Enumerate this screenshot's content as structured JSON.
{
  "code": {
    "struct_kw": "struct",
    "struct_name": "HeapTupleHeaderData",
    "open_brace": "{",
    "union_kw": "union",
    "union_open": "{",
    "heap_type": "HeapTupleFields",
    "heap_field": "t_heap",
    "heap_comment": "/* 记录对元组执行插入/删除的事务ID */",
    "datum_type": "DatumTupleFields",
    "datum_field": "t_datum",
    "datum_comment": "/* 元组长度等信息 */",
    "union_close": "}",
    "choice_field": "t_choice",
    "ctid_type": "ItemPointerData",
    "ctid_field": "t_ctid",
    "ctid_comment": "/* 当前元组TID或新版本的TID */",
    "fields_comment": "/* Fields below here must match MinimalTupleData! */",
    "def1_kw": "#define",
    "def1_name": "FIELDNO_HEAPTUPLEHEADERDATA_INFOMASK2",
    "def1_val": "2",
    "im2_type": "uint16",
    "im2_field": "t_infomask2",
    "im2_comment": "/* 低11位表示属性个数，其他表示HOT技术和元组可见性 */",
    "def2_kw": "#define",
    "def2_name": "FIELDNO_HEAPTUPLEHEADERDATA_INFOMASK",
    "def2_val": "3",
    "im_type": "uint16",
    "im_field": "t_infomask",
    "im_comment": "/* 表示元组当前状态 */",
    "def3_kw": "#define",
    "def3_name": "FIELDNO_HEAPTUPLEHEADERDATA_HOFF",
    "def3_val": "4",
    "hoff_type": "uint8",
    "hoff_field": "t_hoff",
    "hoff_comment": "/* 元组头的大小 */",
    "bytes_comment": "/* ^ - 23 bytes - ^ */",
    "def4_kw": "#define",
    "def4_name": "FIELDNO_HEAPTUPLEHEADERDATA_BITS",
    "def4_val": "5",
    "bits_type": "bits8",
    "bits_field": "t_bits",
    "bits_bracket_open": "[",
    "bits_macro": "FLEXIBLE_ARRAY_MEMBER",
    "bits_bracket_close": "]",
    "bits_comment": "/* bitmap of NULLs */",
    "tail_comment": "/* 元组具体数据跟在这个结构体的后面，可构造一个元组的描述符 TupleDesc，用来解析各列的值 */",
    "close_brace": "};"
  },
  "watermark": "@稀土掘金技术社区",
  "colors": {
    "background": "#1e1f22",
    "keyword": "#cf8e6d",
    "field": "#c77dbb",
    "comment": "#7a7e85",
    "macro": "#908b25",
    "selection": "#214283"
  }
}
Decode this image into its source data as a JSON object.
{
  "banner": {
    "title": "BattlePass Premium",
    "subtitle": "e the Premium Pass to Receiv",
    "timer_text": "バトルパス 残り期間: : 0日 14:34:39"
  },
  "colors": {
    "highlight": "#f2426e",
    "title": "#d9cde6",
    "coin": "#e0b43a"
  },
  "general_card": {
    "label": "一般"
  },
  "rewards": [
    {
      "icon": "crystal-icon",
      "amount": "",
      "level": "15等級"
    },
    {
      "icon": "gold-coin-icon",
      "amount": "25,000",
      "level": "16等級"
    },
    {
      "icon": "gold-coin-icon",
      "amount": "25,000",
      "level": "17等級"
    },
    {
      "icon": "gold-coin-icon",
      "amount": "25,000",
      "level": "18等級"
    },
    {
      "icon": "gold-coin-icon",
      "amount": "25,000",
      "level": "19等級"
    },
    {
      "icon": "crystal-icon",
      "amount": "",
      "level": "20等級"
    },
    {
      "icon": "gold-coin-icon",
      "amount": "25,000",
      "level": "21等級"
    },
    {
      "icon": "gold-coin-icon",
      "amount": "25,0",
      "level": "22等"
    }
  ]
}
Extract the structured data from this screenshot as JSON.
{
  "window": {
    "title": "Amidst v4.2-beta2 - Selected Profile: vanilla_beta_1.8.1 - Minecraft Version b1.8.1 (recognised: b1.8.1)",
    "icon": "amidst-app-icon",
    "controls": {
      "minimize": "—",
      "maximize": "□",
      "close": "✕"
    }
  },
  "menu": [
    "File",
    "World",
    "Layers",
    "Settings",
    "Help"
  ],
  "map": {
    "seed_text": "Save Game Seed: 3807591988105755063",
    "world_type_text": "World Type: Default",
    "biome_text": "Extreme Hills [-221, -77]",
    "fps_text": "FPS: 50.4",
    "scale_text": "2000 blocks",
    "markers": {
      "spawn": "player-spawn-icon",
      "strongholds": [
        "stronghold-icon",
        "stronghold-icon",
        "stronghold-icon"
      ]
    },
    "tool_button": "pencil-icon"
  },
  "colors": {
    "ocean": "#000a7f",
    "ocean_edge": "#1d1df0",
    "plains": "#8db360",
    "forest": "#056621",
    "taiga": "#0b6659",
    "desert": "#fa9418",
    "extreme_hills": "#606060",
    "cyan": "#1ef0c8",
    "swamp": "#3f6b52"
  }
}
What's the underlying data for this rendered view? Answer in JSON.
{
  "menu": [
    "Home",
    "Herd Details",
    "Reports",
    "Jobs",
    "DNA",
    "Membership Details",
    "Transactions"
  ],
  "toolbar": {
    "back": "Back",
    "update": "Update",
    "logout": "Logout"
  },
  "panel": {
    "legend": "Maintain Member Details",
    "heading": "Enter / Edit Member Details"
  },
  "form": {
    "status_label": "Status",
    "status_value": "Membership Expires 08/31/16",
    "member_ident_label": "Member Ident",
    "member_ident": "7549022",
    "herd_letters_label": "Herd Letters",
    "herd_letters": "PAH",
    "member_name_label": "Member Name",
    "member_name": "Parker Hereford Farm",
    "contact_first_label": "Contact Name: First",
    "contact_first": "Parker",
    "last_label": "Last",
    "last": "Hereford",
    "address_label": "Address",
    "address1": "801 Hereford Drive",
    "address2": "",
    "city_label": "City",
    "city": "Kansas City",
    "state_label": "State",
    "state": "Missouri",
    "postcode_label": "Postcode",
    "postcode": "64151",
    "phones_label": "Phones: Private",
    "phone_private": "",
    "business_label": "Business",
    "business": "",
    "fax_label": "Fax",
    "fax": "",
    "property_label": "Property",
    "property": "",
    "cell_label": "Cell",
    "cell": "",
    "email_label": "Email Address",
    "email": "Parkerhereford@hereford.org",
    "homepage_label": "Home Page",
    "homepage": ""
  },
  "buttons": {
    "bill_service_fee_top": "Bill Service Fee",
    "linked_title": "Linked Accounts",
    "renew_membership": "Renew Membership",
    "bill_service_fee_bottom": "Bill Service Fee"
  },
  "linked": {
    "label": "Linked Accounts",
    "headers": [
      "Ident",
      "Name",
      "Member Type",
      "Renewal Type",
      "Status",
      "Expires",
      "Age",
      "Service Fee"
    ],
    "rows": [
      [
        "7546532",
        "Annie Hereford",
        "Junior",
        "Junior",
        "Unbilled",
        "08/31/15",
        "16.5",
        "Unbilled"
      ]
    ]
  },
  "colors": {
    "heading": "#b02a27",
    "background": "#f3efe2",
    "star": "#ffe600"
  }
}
━━━━━━━━
Return all lines containing "level".

      "level": "15等級"
      "level": "16等級"
      "level": "17等級"
      "level": "18等級"
      "level": "19等級"
      "level": "20等級"
      "level": "21等級"
      "level": "22等"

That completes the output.